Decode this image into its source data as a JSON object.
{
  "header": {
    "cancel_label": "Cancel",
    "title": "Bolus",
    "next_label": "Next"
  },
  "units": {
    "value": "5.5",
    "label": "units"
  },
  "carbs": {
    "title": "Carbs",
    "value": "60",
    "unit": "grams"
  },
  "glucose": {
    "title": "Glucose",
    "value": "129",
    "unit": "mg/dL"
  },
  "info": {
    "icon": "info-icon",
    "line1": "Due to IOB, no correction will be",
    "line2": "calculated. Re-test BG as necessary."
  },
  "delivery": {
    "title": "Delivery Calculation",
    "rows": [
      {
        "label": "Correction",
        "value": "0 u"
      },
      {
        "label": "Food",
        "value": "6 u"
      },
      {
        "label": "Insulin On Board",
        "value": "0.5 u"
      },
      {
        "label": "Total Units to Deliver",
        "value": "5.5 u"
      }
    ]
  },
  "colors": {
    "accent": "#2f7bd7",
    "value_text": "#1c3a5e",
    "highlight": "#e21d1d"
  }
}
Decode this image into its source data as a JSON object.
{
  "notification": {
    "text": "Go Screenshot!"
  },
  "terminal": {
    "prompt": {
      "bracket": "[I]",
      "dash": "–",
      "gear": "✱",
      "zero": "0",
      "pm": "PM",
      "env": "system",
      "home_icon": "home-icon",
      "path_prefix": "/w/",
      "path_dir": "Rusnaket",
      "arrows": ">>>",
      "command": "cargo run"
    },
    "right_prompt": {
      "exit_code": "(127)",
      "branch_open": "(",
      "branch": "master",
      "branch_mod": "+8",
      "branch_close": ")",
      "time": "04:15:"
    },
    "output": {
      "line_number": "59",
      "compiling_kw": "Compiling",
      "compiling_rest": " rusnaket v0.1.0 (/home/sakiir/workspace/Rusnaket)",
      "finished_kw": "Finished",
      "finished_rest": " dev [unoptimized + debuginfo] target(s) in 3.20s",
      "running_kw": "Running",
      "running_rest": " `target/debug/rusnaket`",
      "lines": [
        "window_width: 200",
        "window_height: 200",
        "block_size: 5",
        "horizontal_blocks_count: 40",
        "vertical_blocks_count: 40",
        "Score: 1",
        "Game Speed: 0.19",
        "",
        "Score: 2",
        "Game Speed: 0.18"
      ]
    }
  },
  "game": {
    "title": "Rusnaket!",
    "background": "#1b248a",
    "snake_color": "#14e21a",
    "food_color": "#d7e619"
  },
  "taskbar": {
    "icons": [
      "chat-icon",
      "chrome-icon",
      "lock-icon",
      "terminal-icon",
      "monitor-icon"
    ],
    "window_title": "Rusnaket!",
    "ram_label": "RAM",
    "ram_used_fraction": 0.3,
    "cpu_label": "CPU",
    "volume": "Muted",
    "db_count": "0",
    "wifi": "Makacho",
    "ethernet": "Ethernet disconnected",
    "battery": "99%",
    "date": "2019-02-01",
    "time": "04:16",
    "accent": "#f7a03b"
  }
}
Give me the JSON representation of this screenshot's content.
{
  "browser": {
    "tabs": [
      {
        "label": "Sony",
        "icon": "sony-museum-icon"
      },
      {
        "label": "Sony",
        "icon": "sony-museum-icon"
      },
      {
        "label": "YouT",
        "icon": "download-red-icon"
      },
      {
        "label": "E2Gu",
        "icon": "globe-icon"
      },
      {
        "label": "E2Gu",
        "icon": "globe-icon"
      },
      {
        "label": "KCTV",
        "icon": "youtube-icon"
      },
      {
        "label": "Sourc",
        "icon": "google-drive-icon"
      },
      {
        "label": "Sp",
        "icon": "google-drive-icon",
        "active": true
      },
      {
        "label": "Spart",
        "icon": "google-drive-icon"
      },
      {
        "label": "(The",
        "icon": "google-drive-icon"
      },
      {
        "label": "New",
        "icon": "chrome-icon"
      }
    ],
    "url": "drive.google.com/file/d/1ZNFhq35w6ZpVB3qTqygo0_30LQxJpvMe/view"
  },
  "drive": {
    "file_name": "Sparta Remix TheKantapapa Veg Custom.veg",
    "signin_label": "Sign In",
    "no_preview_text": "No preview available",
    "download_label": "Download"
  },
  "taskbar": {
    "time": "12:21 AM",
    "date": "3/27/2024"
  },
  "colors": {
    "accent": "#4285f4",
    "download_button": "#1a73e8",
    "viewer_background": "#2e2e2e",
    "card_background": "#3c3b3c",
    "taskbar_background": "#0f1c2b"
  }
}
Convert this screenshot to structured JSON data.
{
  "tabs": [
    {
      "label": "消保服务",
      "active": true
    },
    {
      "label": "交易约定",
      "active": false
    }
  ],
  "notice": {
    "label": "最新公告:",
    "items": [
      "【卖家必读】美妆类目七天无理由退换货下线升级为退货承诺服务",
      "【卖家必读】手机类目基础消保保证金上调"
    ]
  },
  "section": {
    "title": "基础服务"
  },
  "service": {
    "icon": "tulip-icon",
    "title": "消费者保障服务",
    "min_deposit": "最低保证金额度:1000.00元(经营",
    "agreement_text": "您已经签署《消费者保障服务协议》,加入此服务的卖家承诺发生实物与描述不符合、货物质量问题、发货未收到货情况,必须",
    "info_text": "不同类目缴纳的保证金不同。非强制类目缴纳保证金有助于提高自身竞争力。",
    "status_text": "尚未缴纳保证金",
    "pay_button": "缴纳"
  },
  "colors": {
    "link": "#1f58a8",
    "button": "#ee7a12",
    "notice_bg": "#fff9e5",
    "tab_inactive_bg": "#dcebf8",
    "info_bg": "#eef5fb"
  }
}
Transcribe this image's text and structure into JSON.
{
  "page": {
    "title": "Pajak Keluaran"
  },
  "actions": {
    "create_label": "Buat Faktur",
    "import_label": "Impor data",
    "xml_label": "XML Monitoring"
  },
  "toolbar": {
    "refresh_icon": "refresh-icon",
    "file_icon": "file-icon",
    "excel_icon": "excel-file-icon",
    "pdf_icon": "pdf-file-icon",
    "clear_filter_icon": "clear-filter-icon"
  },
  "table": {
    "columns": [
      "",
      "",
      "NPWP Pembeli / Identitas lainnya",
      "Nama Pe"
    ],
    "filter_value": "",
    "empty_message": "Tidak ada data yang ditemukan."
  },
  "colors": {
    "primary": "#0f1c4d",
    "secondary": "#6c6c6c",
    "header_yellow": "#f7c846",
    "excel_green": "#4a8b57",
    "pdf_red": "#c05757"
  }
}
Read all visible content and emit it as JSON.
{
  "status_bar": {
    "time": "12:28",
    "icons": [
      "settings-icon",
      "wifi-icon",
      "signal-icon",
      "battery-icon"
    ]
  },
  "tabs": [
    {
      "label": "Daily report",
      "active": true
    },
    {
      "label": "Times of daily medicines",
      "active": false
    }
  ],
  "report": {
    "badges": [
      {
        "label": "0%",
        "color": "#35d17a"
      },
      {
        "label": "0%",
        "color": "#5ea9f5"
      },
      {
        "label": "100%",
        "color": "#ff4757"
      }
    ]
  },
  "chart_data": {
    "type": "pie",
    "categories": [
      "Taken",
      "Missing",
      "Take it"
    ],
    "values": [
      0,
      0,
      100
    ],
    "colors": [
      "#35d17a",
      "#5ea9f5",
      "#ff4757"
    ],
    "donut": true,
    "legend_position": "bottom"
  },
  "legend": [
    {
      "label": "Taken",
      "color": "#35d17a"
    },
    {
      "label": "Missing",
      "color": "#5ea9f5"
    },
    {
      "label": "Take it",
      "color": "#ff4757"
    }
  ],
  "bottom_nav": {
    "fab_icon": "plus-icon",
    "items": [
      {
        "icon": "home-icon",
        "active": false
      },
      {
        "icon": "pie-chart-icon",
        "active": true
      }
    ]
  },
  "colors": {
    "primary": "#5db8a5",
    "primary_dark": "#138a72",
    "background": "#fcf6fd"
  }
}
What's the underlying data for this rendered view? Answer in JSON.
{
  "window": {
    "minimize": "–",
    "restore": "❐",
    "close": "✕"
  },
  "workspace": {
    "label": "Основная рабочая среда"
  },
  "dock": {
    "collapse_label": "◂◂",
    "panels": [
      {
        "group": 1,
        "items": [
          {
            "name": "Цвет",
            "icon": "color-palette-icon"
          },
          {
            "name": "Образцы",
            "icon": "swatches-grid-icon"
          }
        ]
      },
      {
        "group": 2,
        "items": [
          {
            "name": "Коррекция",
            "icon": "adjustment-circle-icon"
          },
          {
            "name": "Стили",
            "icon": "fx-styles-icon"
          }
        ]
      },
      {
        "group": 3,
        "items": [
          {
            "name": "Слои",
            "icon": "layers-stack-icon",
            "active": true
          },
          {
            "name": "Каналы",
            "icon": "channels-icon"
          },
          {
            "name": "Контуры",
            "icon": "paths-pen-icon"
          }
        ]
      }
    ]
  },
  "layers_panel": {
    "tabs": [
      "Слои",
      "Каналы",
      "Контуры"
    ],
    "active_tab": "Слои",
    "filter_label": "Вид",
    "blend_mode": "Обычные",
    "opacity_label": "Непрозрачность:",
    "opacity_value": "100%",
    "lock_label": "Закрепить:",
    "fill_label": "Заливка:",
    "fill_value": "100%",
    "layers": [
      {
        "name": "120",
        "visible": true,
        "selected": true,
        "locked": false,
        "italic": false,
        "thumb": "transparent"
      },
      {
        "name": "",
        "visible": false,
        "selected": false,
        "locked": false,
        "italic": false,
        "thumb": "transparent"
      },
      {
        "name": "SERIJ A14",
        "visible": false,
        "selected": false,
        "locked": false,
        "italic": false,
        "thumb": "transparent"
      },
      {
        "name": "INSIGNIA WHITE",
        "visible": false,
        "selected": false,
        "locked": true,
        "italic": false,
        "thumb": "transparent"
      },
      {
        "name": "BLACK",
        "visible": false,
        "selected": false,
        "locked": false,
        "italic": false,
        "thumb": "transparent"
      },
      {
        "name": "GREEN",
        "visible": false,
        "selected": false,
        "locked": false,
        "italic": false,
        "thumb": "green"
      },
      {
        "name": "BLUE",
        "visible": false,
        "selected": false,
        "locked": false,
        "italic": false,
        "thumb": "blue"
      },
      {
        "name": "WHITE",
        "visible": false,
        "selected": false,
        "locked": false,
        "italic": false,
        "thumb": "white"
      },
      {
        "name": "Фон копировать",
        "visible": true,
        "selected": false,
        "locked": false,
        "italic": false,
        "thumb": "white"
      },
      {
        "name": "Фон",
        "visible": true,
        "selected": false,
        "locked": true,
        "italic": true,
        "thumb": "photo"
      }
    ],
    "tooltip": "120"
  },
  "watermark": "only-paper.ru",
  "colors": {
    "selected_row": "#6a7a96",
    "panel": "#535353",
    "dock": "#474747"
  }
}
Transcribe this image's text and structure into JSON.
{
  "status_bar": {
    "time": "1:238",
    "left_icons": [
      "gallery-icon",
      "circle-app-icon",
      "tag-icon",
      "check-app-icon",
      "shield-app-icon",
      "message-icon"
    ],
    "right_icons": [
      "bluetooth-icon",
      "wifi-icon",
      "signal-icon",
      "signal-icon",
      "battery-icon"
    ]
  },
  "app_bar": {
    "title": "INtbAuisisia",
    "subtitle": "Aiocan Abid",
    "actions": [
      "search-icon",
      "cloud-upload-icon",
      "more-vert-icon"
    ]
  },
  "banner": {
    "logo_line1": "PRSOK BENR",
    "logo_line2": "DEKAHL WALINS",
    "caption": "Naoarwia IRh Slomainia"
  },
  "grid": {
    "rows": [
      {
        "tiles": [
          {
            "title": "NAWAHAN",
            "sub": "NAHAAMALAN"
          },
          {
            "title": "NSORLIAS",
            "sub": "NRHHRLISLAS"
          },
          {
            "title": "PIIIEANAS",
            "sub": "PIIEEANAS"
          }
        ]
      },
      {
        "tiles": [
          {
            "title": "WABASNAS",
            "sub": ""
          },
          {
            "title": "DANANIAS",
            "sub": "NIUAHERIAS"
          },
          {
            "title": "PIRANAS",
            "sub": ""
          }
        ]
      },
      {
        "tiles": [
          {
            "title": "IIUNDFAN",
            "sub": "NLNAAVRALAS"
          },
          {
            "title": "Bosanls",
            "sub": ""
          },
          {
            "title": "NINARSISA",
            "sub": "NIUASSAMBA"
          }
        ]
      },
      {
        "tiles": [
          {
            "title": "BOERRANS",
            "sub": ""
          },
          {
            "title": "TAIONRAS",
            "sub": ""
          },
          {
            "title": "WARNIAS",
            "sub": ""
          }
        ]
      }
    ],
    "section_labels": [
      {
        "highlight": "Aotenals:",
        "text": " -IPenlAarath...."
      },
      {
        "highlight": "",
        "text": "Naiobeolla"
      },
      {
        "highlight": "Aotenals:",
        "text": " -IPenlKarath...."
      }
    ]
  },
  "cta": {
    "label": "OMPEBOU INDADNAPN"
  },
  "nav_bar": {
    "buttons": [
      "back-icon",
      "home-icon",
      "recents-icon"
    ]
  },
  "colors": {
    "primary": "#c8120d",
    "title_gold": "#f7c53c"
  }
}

○ ○ ○ ○ ○ ○ ○

Go through the material above and copy each line that has the word "highlight".

Final answer:
    "highlight": "#e21d1d"
        "highlight": "Aotenals:",
        "highlight": "",
        "highlight": "Aotenals:",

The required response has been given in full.